* _What is needed_
Write out all the entries word for word and omit any pictures.

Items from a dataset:
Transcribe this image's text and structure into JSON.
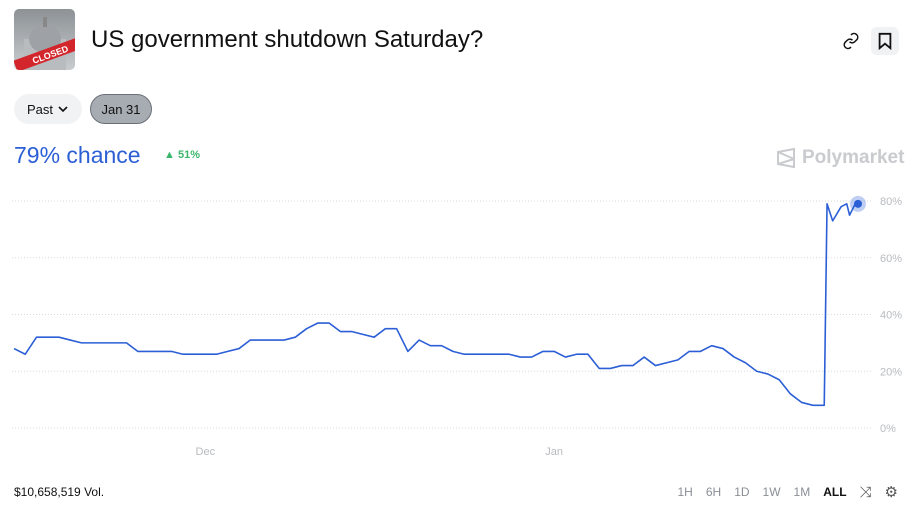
{
  "header": {
    "title": "US government shutdown Saturday?",
    "thumbnail_text": "CLOSED",
    "link_icon": "link-icon",
    "bookmark_icon": "bookmark-icon"
  },
  "filters": {
    "past_label": "Past",
    "selected_date": "Jan 31"
  },
  "summary": {
    "chance": "79% chance",
    "delta": "51%",
    "delta_direction": "up",
    "accent": "#2c5fd6",
    "delta_color": "#3bb56c"
  },
  "brand": "Polymarket",
  "footer": {
    "volume": "$10,658,519 Vol.",
    "ranges": [
      "1H",
      "6H",
      "1D",
      "1W",
      "1M",
      "ALL"
    ],
    "active_range": "ALL"
  },
  "chart_data": {
    "type": "line",
    "x_ticks": [
      "Dec",
      "Jan"
    ],
    "y_ticks": [
      "0%",
      "20%",
      "40%",
      "60%",
      "80%"
    ],
    "ylim": [
      0,
      80
    ],
    "xlim": [
      "Nov 14",
      "Jan 28"
    ],
    "grid": true,
    "line_color": "#2c5fd6",
    "points": [
      [
        "Nov 14",
        28
      ],
      [
        "Nov 15",
        26
      ],
      [
        "Nov 16",
        32
      ],
      [
        "Nov 17",
        32
      ],
      [
        "Nov 18",
        32
      ],
      [
        "Nov 19",
        31
      ],
      [
        "Nov 20",
        30
      ],
      [
        "Nov 21",
        30
      ],
      [
        "Nov 22",
        30
      ],
      [
        "Nov 23",
        30
      ],
      [
        "Nov 24",
        30
      ],
      [
        "Nov 25",
        27
      ],
      [
        "Nov 26",
        27
      ],
      [
        "Nov 27",
        27
      ],
      [
        "Nov 28",
        27
      ],
      [
        "Nov 29",
        26
      ],
      [
        "Nov 30",
        26
      ],
      [
        "Dec 1",
        26
      ],
      [
        "Dec 2",
        26
      ],
      [
        "Dec 3",
        27
      ],
      [
        "Dec 4",
        28
      ],
      [
        "Dec 5",
        31
      ],
      [
        "Dec 6",
        31
      ],
      [
        "Dec 7",
        31
      ],
      [
        "Dec 8",
        31
      ],
      [
        "Dec 9",
        32
      ],
      [
        "Dec 10",
        35
      ],
      [
        "Dec 11",
        37
      ],
      [
        "Dec 12",
        37
      ],
      [
        "Dec 13",
        34
      ],
      [
        "Dec 14",
        34
      ],
      [
        "Dec 15",
        33
      ],
      [
        "Dec 16",
        32
      ],
      [
        "Dec 17",
        35
      ],
      [
        "Dec 18",
        35
      ],
      [
        "Dec 19",
        27
      ],
      [
        "Dec 20",
        31
      ],
      [
        "Dec 21",
        29
      ],
      [
        "Dec 22",
        29
      ],
      [
        "Dec 23",
        27
      ],
      [
        "Dec 24",
        26
      ],
      [
        "Dec 25",
        26
      ],
      [
        "Dec 26",
        26
      ],
      [
        "Dec 27",
        26
      ],
      [
        "Dec 28",
        26
      ],
      [
        "Dec 29",
        25
      ],
      [
        "Dec 30",
        25
      ],
      [
        "Dec 31",
        27
      ],
      [
        "Jan 1",
        27
      ],
      [
        "Jan 2",
        25
      ],
      [
        "Jan 3",
        26
      ],
      [
        "Jan 4",
        26
      ],
      [
        "Jan 5",
        21
      ],
      [
        "Jan 6",
        21
      ],
      [
        "Jan 7",
        22
      ],
      [
        "Jan 8",
        22
      ],
      [
        "Jan 9",
        25
      ],
      [
        "Jan 10",
        22
      ],
      [
        "Jan 11",
        23
      ],
      [
        "Jan 12",
        24
      ],
      [
        "Jan 13",
        27
      ],
      [
        "Jan 14",
        27
      ],
      [
        "Jan 15",
        29
      ],
      [
        "Jan 16",
        28
      ],
      [
        "Jan 17",
        25
      ],
      [
        "Jan 18",
        23
      ],
      [
        "Jan 19",
        20
      ],
      [
        "Jan 20",
        19
      ],
      [
        "Jan 21",
        17
      ],
      [
        "Jan 22",
        12
      ],
      [
        "Jan 23",
        9
      ],
      [
        "Jan 24",
        8
      ],
      [
        "Jan 25",
        8
      ],
      [
        "Jan 25 06:00",
        79
      ],
      [
        "Jan 25 18:00",
        73
      ],
      [
        "Jan 26 12:00",
        78
      ],
      [
        "Jan 27",
        79
      ],
      [
        "Jan 27 06:00",
        75
      ],
      [
        "Jan 27 18:00",
        79
      ],
      [
        "Jan 28",
        79
      ]
    ]
  }
}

* _Solution below_
Transcribe this image's text and structure into JSON.
{
  "header": {
    "title": "US government shutdown Saturday?",
    "thumbnail_text": "CLOSED",
    "link_icon": "link-icon",
    "bookmark_icon": "bookmark-icon"
  },
  "filters": {
    "past_label": "Past",
    "selected_date": "Jan 31"
  },
  "summary": {
    "chance": "79% chance",
    "delta": "51%",
    "delta_direction": "up",
    "accent": "#2c5fd6",
    "delta_color": "#3bb56c"
  },
  "brand": "Polymarket",
  "footer": {
    "volume": "$10,658,519 Vol.",
    "ranges": [
      "1H",
      "6H",
      "1D",
      "1W",
      "1M",
      "ALL"
    ],
    "active_range": "ALL"
  },
  "chart_data": {
    "type": "line",
    "x_ticks": [
      "Dec",
      "Jan"
    ],
    "y_ticks": [
      "0%",
      "20%",
      "40%",
      "60%",
      "80%"
    ],
    "ylim": [
      0,
      80
    ],
    "xlim": [
      "Nov 14",
      "Jan 28"
    ],
    "grid": true,
    "line_color": "#2c5fd6",
    "points": [
      [
        "Nov 14",
        28
      ],
      [
        "Nov 15",
        26
      ],
      [
        "Nov 16",
        32
      ],
      [
        "Nov 17",
        32
      ],
      [
        "Nov 18",
        32
      ],
      [
        "Nov 19",
        31
      ],
      [
        "Nov 20",
        30
      ],
      [
        "Nov 21",
        30
      ],
      [
        "Nov 22",
        30
      ],
      [
        "Nov 23",
        30
      ],
      [
        "Nov 24",
        30
      ],
      [
        "Nov 25",
        27
      ],
      [
        "Nov 26",
        27
      ],
      [
        "Nov 27",
        27
      ],
      [
        "Nov 28",
        27
      ],
      [
        "Nov 29",
        26
      ],
      [
        "Nov 30",
        26
      ],
      [
        "Dec 1",
        26
      ],
      [
        "Dec 2",
        26
      ],
      [
        "Dec 3",
        27
      ],
      [
        "Dec 4",
        28
      ],
      [
        "Dec 5",
        31
      ],
      [
        "Dec 6",
        31
      ],
      [
        "Dec 7",
        31
      ],
      [
        "Dec 8",
        31
      ],
      [
        "Dec 9",
        32
      ],
      [
        "Dec 10",
        35
      ],
      [
        "Dec 11",
        37
      ],
      [
        "Dec 12",
        37
      ],
      [
        "Dec 13",
        34
      ],
      [
        "Dec 14",
        34
      ],
      [
        "Dec 15",
        33
      ],
      [
        "Dec 16",
        32
      ],
      [
        "Dec 17",
        35
      ],
      [
        "Dec 18",
        35
      ],
      [
        "Dec 19",
        27
      ],
      [
        "Dec 20",
        31
      ],
      [
        "Dec 21",
        29
      ],
      [
        "Dec 22",
        29
      ],
      [
        "Dec 23",
        27
      ],
      [
        "Dec 24",
        26
      ],
      [
        "Dec 25",
        26
      ],
      [
        "Dec 26",
        26
      ],
      [
        "Dec 27",
        26
      ],
      [
        "Dec 28",
        26
      ],
      [
        "Dec 29",
        25
      ],
      [
        "Dec 30",
        25
      ],
      [
        "Dec 31",
        27
      ],
      [
        "Jan 1",
        27
      ],
      [
        "Jan 2",
        25
      ],
      [
        "Jan 3",
        26
      ],
      [
        "Jan 4",
        26
      ],
      [
        "Jan 5",
        21
      ],
      [
        "Jan 6",
        21
      ],
      [
        "Jan 7",
        22
      ],
      [
        "Jan 8",
        22
      ],
      [
        "Jan 9",
        25
      ],
      [
        "Jan 10",
        22
      ],
      [
        "Jan 11",
        23
      ],
      [
        "Jan 12",
        24
      ],
      [
        "Jan 13",
        27
      ],
      [
        "Jan 14",
        27
      ],
      [
        "Jan 15",
        29
      ],
      [
        "Jan 16",
        28
      ],
      [
        "Jan 17",
        25
      ],
      [
        "Jan 18",
        23
      ],
      [
        "Jan 19",
        20
      ],
      [
        "Jan 20",
        19
      ],
      [
        "Jan 21",
        17
      ],
      [
        "Jan 22",
        12
      ],
      [
        "Jan 23",
        9
      ],
      [
        "Jan 24",
        8
      ],
      [
        "Jan 25",
        8
      ],
      [
        "Jan 25 06:00",
        79
      ],
      [
        "Jan 25 18:00",
        73
      ],
      [
        "Jan 26 12:00",
        78
      ],
      [
        "Jan 27",
        79
      ],
      [
        "Jan 27 06:00",
        75
      ],
      [
        "Jan 27 18:00",
        79
      ],
      [
        "Jan 28",
        79
      ]
    ]
  }
}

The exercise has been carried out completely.